- [RECORDS FOR THE EXERCISE]:
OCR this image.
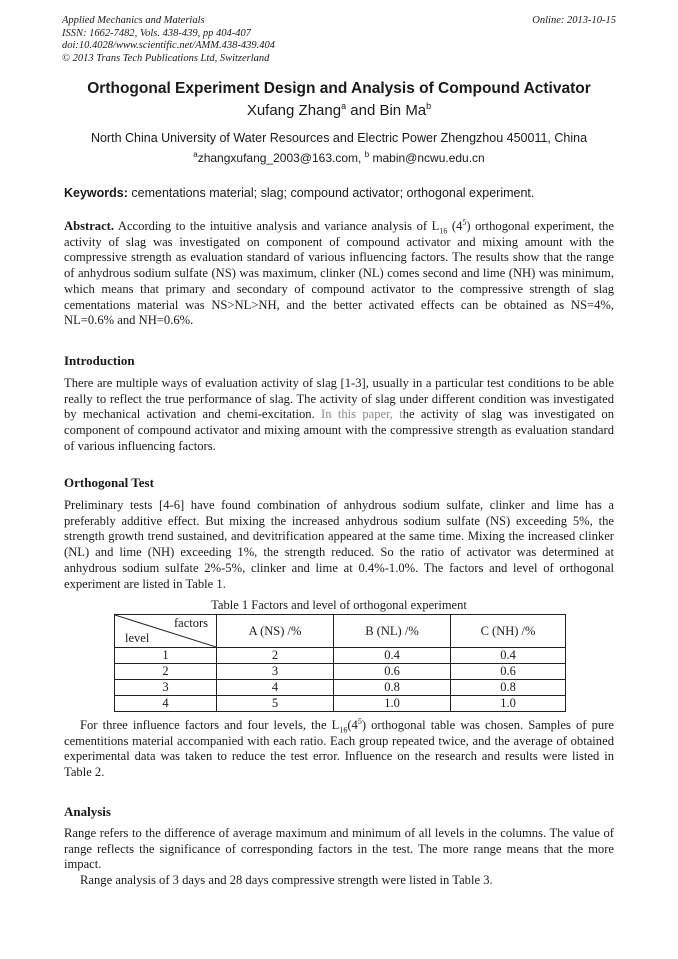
Applied Mechanics and Materials
ISSN: 1662-7482, Vols. 438-439, pp 404-407
doi:10.4028/www.scientific.net/AMM.438-439.404
© 2013 Trans Tech Publications Ltd, Switzerland
Online: 2013-10-15
Orthogonal Experiment Design and Analysis of Compound Activator
Xufang Zhang$^a$ and Bin Ma$^b$
North China University of Water Resources and Electric Power Zhengzhou 450011, China
$^a$zhangxufang_2003@163.com, $^b$ mabin@ncwu.edu.cn
Keywords: cementations material; slag; compound activator; orthogonal experiment.

Abstract. According to the intuitive analysis and variance analysis of $L_{16}$ $(4^5)$ orthogonal experiment, the activity of slag was investigated on component of compound activator and mixing amount with the compressive strength as evaluation standard of various influencing factors. The results show that the range of anhydrous sodium sulfate (NS) was maximum, clinker (NL) comes second and lime (NH) was minimum, which means that primary and secondary of compound activator to the compressive strength of slag cementations material was NS>NL>NH, and the better activated effects can be obtained as NS=4%, NL=0.6% and NH=0.6%.

Introduction

There are multiple ways of evaluation activity of slag [1-3], usually in a particular test conditions to be able really to reflect the true performance of slag. The activity of slag under different condition was investigated by mechanical activation and chemi-excitation. In this paper, the activity of slag was investigated on component of compound activator and mixing amount with the compressive strength as evaluation standard of various influencing factors.

Orthogonal Test

Preliminary tests [4-6] have found combination of anhydrous sodium sulfate, clinker and lime has a preferably additive effect. But mixing the increased anhydrous sodium sulfate (NS) exceeding 5%, the strength growth trend sustained, and devitrification appeared at the same time. Mixing the increased clinker (NL) and lime (NH) exceeding 1%, the strength reduced. So the ratio of activator was determined at anhydrous sodium sulfate 2%-5%, clinker and lime at 0.4%-1.0%. The factors and level of orthogonal experiment are listed in Table 1.

Table 1 Factors and level of orthogonal experiment
factors
level	A (NS) /%	B (NL) /%	C (NH) /%
1	2	0.4	0.4
2	3	0.6	0.6
3	4	0.8	0.8
4	5	1.0	1.0

For three influence factors and four levels, the $L_{16}(4^5)$ orthogonal table was chosen. Samples of pure cementitions material accompanied with each ratio. Each group repeated twice, and the average of obtained experimental data was taken to reduce the test error. Influence on the research and results were listed in Table 2.

Analysis

Range refers to the difference of average maximum and minimum of all levels in the columns. The value of range reflects the significance of corresponding factors in the test. The more range means that the more impact.

Range analysis of 3 days and 28 days compressive strength were listed in Table 3.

- [WHAT IS BEING ASKED]: Using the listing above, pick out each line that contains the word "were", then copy it.

- [FINISHED ANSWER]:
For three influence factors and four levels, the $L_{16}(4^5)$ orthogonal table was chosen. Samples of pure cementitions material accompanied with each ratio. Each group repeated twice, and the average of obtained experimental data was taken to reduce the test error. Influence on the research and results were listed in Table 2.
Range analysis of 3 days and 28 days compressive strength were listed in Table 3.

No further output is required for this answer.